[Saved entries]
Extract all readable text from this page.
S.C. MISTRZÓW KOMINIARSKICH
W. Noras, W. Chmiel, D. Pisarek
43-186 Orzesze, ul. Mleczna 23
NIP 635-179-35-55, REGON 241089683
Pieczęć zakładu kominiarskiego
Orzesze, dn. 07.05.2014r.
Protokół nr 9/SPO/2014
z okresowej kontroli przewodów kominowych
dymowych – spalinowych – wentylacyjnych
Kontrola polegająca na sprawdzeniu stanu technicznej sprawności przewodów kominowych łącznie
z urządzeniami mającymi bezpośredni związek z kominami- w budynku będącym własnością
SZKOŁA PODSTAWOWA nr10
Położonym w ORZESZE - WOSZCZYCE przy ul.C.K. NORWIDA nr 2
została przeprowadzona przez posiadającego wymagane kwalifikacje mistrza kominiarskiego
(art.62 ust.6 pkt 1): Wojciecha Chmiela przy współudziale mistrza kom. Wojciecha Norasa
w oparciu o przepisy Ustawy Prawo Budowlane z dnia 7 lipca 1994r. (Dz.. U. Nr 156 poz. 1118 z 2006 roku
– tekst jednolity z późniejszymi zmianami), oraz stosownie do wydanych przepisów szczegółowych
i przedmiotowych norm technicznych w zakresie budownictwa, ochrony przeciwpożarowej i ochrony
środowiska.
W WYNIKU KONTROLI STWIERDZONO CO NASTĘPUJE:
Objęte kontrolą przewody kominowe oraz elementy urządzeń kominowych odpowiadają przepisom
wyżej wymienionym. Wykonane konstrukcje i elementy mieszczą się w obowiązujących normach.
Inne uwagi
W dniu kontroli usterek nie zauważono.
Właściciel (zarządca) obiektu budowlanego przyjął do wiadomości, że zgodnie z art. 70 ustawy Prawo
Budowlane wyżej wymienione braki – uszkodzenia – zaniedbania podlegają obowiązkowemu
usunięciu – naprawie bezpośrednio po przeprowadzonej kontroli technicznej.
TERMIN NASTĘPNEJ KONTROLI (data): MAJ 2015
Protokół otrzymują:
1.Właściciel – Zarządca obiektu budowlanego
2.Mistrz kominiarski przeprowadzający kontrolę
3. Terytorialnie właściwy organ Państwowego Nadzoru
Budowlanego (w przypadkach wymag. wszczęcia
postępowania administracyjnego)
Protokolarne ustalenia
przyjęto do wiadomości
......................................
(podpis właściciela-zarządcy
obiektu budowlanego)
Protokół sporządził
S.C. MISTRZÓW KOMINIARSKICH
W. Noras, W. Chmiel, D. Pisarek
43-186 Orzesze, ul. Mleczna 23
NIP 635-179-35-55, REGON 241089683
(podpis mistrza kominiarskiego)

» **The task**:
Whichever lines contain the string "technicznej", select and copy them.

» **Expected output**:
Kontrola polegająca na sprawdzeniu stanu technicznej sprawności przewodów kominowych łącznie
usunięciu – naprawie bezpośrednio po przeprowadzonej kontroli technicznej.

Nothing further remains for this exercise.